#### DATASET EXCERPTS
──────────
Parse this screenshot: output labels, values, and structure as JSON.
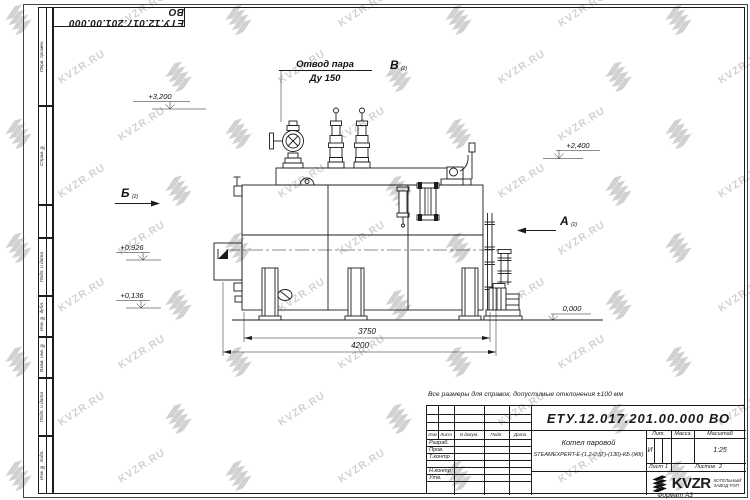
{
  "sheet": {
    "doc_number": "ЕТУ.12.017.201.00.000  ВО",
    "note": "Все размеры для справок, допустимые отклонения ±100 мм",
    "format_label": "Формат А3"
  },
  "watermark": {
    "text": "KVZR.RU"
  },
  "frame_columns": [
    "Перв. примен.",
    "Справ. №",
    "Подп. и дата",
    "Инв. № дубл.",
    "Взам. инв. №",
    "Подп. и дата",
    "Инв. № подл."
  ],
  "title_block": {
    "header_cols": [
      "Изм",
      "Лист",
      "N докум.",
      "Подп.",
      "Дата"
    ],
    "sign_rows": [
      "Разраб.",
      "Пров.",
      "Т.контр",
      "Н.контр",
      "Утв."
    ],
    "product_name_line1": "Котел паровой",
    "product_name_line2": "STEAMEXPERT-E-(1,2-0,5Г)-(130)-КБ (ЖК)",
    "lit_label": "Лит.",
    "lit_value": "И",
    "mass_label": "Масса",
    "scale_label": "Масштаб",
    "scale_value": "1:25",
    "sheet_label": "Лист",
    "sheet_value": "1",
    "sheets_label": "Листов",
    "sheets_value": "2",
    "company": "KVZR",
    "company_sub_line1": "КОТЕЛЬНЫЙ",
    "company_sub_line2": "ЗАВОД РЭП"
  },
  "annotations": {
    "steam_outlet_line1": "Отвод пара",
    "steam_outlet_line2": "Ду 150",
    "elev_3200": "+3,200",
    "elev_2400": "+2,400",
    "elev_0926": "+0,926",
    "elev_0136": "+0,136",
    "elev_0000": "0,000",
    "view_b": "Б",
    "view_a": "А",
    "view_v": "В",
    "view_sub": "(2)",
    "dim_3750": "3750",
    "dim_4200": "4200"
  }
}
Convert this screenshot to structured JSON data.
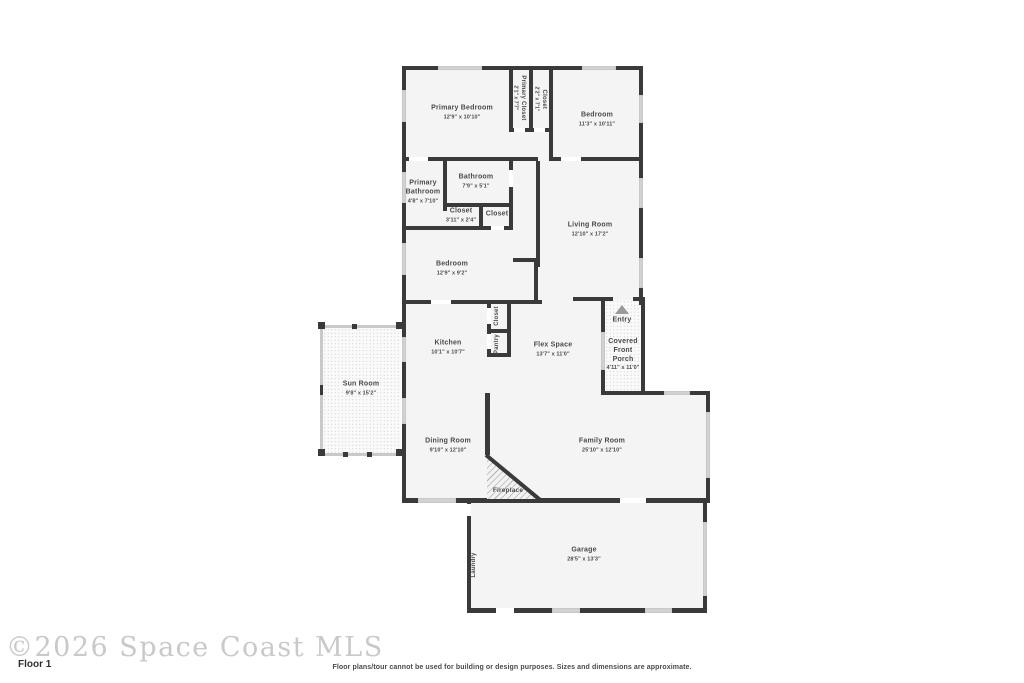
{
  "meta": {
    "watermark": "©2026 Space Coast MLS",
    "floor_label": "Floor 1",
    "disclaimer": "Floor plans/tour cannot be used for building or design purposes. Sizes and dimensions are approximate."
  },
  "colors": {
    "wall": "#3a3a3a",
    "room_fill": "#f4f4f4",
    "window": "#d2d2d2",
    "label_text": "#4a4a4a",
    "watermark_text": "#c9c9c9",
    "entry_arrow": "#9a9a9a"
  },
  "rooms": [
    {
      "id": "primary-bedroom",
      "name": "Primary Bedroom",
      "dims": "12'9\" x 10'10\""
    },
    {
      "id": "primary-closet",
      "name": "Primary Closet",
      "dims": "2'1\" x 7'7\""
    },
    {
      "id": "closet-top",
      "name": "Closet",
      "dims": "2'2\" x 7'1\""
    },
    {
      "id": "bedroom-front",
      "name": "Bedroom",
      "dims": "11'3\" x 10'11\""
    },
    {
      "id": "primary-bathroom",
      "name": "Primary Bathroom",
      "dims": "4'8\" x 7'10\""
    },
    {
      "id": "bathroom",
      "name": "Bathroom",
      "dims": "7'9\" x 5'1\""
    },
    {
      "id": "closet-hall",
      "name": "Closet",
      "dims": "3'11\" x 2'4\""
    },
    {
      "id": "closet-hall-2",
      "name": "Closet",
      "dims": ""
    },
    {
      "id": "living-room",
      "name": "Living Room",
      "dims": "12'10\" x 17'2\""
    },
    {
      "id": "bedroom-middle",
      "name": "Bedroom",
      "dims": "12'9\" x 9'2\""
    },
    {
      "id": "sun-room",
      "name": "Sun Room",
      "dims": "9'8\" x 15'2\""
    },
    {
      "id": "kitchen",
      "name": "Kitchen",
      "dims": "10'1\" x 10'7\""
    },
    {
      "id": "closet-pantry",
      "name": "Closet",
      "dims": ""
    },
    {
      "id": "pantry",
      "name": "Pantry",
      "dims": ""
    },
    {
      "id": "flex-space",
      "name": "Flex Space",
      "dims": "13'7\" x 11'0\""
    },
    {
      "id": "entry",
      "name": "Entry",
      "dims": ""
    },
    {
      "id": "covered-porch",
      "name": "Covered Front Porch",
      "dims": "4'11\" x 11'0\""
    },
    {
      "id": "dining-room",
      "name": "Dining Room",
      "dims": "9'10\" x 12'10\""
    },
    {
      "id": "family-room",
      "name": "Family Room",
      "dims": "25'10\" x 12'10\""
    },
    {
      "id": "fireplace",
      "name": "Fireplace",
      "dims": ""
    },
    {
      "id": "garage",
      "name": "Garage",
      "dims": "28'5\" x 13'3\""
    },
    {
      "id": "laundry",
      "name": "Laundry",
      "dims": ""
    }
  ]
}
──────────
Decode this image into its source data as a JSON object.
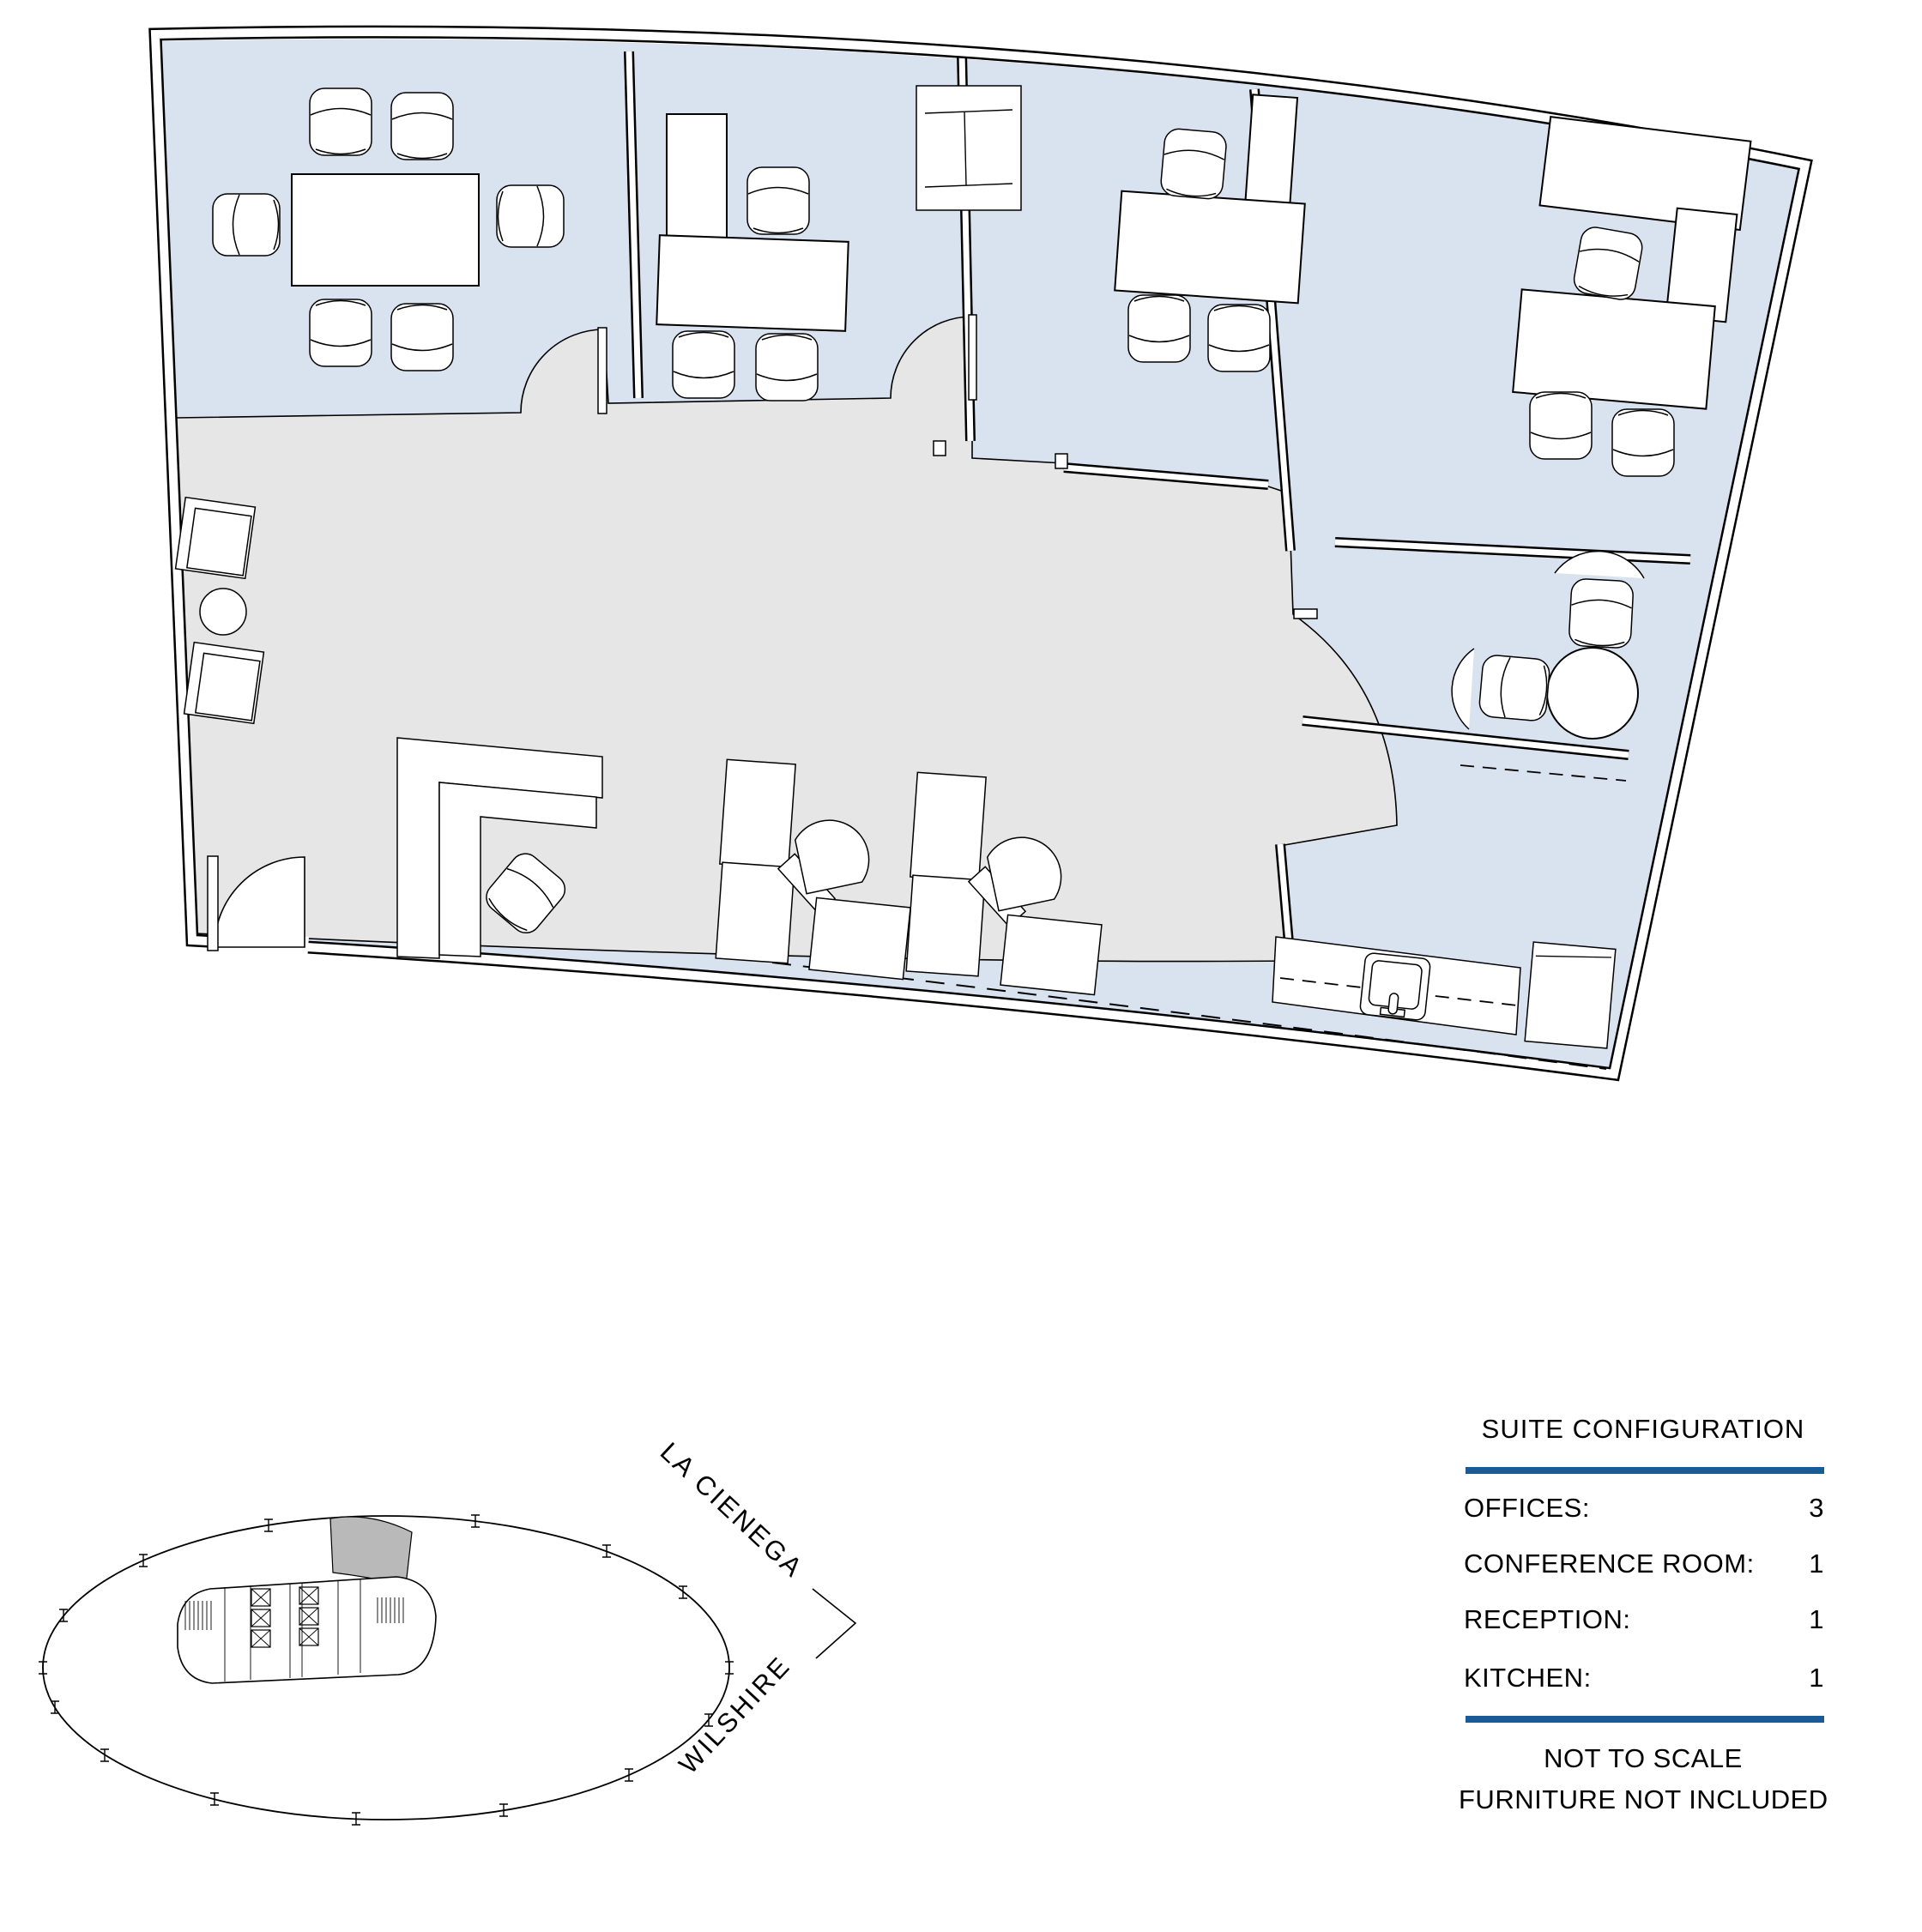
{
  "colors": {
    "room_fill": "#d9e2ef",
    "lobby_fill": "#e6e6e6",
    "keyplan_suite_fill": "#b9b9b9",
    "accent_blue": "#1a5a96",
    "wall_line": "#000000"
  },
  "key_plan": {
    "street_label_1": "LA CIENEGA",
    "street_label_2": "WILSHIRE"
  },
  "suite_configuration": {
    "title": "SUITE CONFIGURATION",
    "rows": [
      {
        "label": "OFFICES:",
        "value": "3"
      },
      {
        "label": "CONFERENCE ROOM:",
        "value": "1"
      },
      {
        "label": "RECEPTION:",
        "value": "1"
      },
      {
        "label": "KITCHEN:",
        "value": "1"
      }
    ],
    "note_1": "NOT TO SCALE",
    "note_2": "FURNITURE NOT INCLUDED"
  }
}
──────────
#### PROBLEM
From the entries above, copy every line containing the word "this".

#### WRITTEN REPLY
Parse this screenshot: output labels, values, and structure as JSON.
Convert this screenshot to structured JSON data.
Decode this image into its source data as a JSON object.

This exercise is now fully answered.